[start]

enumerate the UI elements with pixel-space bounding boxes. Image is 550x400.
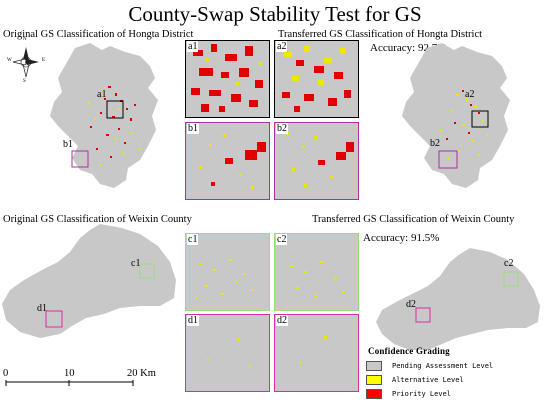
panel-d2 (274, 314, 359, 392)
compass-rose-icon (12, 47, 39, 78)
weixin-d1-box (45, 310, 63, 328)
panel-b1-label: b1 (187, 123, 199, 134)
compass-e-label: E (42, 58, 46, 63)
hongta-alternative-spots (88, 90, 140, 166)
panel-d1 (185, 314, 270, 392)
panel-c2 (274, 233, 359, 311)
panel-c2-label: c2 (276, 234, 288, 245)
hongta-b2-box (438, 150, 458, 169)
weixin-d1-box-label: d1 (37, 303, 47, 314)
hongta-a1-box-label: a1 (97, 89, 107, 100)
weixin-original-map (2, 224, 176, 338)
panel-b2 (274, 122, 359, 200)
weixin-transferred-boundary (376, 248, 540, 350)
legend-item-priority: Priority Level (366, 388, 493, 400)
legend-title: Confidence Grading (368, 346, 450, 356)
scale-bar (5, 380, 134, 386)
weixin-transferred-map (376, 248, 540, 350)
hongta-original-map (50, 43, 158, 188)
panel-a1 (185, 40, 270, 118)
hongta-priority-spots (90, 86, 136, 158)
compass-s-label: S (23, 79, 26, 84)
hongta-a2-box (471, 110, 489, 128)
hongta-b1-box-label: b1 (63, 139, 73, 150)
legend-swatch-alternative (366, 375, 382, 385)
weixin-d2-box (415, 307, 431, 323)
panel-b1 (185, 122, 270, 200)
compass-w-label: W (7, 58, 12, 63)
hongta-b2-box-label: b2 (430, 138, 440, 149)
panel-c1-label: c1 (187, 234, 199, 245)
panel-a2-label: a2 (276, 41, 288, 52)
scale-tick-20km: 20 Km (127, 368, 156, 379)
scale-tick-10: 10 (64, 368, 75, 379)
panel-a2 (274, 40, 359, 118)
panel-d1-label: d1 (187, 315, 199, 326)
hongta-transferred-map (402, 43, 510, 188)
scale-tick-0: 0 (3, 368, 9, 379)
weixin-c1-box-label: c1 (131, 258, 141, 269)
legend-swatch-priority (366, 389, 382, 399)
hongta-transferred-boundary (402, 43, 510, 188)
panel-c1 (185, 233, 270, 311)
weixin-accuracy: Accuracy: 91.5% (363, 232, 440, 244)
legend-label-pending: Pending Assessment Level (392, 362, 494, 370)
hongta-b1-box (71, 150, 89, 168)
weixin-c2-box (503, 271, 519, 287)
legend: Pending Assessment Level Alternative Lev… (366, 360, 493, 400)
hongta-transferred-label: Transferred GS Classification of Hongta … (278, 29, 483, 40)
hongta-original-label: Original GS Classification of Hongta Dis… (3, 29, 194, 40)
weixin-c2-box-label: c2 (504, 258, 514, 269)
figure-title: County-Swap Stability Test for GS (128, 2, 422, 26)
weixin-boundary (2, 224, 176, 338)
hongta-boundary (50, 43, 158, 188)
weixin-transferred-label: Transferred GS Classification of Weixin … (312, 214, 515, 225)
panel-a1-label: a1 (187, 41, 199, 52)
legend-item-pending: Pending Assessment Level (366, 360, 493, 372)
weixin-c1-box (139, 263, 155, 279)
panel-b2-label: b2 (276, 123, 288, 134)
legend-swatch-pending (366, 361, 382, 371)
weixin-original-label: Original GS Classification of Weixin Cou… (3, 214, 192, 225)
hongta-a1-box (106, 100, 124, 119)
legend-label-alternative: Alternative Level (392, 376, 464, 384)
hongta-a2-box-label: a2 (465, 89, 475, 100)
compass-n-label: N (23, 37, 27, 42)
legend-item-alternative: Alternative Level (366, 374, 493, 386)
hongta-transferred-alternative-spots (440, 94, 488, 160)
weixin-d2-box-label: d2 (406, 299, 416, 310)
panel-d2-label: d2 (276, 315, 288, 326)
hongta-transferred-priority-spots (446, 90, 480, 140)
legend-label-priority: Priority Level (392, 390, 452, 398)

[end]

Written problem
Copy out every line of the records above verbatim, leaving out the picture.

Output of the task
enumerate the UI elements with pixel-space bounding boxes. Image is 550x400.
panel-d2 (274, 314, 359, 392)
compass-rose-icon (12, 47, 39, 78)
weixin-d1-box (45, 310, 63, 328)
panel-b1-label: b1 (187, 123, 199, 134)
compass-e-label: E (42, 58, 46, 63)
hongta-alternative-spots (88, 90, 140, 166)
panel-d1 (185, 314, 270, 392)
panel-c2 (274, 233, 359, 311)
panel-c2-label: c2 (276, 234, 288, 245)
hongta-b2-box (438, 150, 458, 169)
weixin-d1-box-label: d1 (37, 303, 47, 314)
hongta-a1-box-label: a1 (97, 89, 107, 100)
weixin-original-map (2, 224, 176, 338)
panel-b2 (274, 122, 359, 200)
weixin-transferred-boundary (376, 248, 540, 350)
legend-item-priority: Priority Level (366, 388, 493, 400)
legend-title: Confidence Grading (368, 346, 450, 356)
scale-bar (5, 380, 134, 386)
weixin-transferred-map (376, 248, 540, 350)
hongta-original-map (50, 43, 158, 188)
panel-a1 (185, 40, 270, 118)
hongta-priority-spots (90, 86, 136, 158)
compass-s-label: S (23, 79, 26, 84)
hongta-a2-box (471, 110, 489, 128)
hongta-b1-box-label: b1 (63, 139, 73, 150)
legend-swatch-alternative (366, 375, 382, 385)
weixin-d2-box (415, 307, 431, 323)
panel-b1 (185, 122, 270, 200)
compass-w-label: W (7, 58, 12, 63)
hongta-b2-box-label: b2 (430, 138, 440, 149)
panel-c1-label: c1 (187, 234, 199, 245)
panel-a2-label: a2 (276, 41, 288, 52)
scale-tick-20km: 20 Km (127, 368, 156, 379)
scale-tick-10: 10 (64, 368, 75, 379)
panel-a2 (274, 40, 359, 118)
panel-d1-label: d1 (187, 315, 199, 326)
hongta-transferred-map (402, 43, 510, 188)
scale-tick-0: 0 (3, 368, 9, 379)
weixin-c1-box-label: c1 (131, 258, 141, 269)
legend-swatch-priority (366, 389, 382, 399)
hongta-transferred-boundary (402, 43, 510, 188)
panel-c1 (185, 233, 270, 311)
weixin-accuracy: Accuracy: 91.5% (363, 232, 440, 244)
legend-label-pending: Pending Assessment Level (392, 362, 494, 370)
hongta-b1-box (71, 150, 89, 168)
weixin-c2-box (503, 271, 519, 287)
legend: Pending Assessment Level Alternative Lev… (366, 360, 493, 400)
hongta-transferred-label: Transferred GS Classification of Hongta … (278, 29, 483, 40)
hongta-original-label: Original GS Classification of Hongta Dis… (3, 29, 194, 40)
weixin-c2-box-label: c2 (504, 258, 514, 269)
figure-title: County-Swap Stability Test for GS (128, 2, 422, 26)
weixin-boundary (2, 224, 176, 338)
hongta-boundary (50, 43, 158, 188)
weixin-transferred-label: Transferred GS Classification of Weixin … (312, 214, 515, 225)
panel-a1-label: a1 (187, 41, 199, 52)
legend-item-pending: Pending Assessment Level (366, 360, 493, 372)
weixin-c1-box (139, 263, 155, 279)
panel-b2-label: b2 (276, 123, 288, 134)
legend-swatch-pending (366, 361, 382, 371)
weixin-original-label: Original GS Classification of Weixin Cou… (3, 214, 192, 225)
hongta-a1-box (106, 100, 124, 119)
legend-label-alternative: Alternative Level (392, 376, 464, 384)
hongta-a2-box-label: a2 (465, 89, 475, 100)
compass-n-label: N (23, 37, 27, 42)
legend-item-alternative: Alternative Level (366, 374, 493, 386)
hongta-transferred-alternative-spots (440, 94, 488, 160)
weixin-d2-box-label: d2 (406, 299, 416, 310)
panel-d2-label: d2 (276, 315, 288, 326)
hongta-transferred-priority-spots (446, 90, 480, 140)
legend-label-priority: Priority Level (392, 390, 452, 398)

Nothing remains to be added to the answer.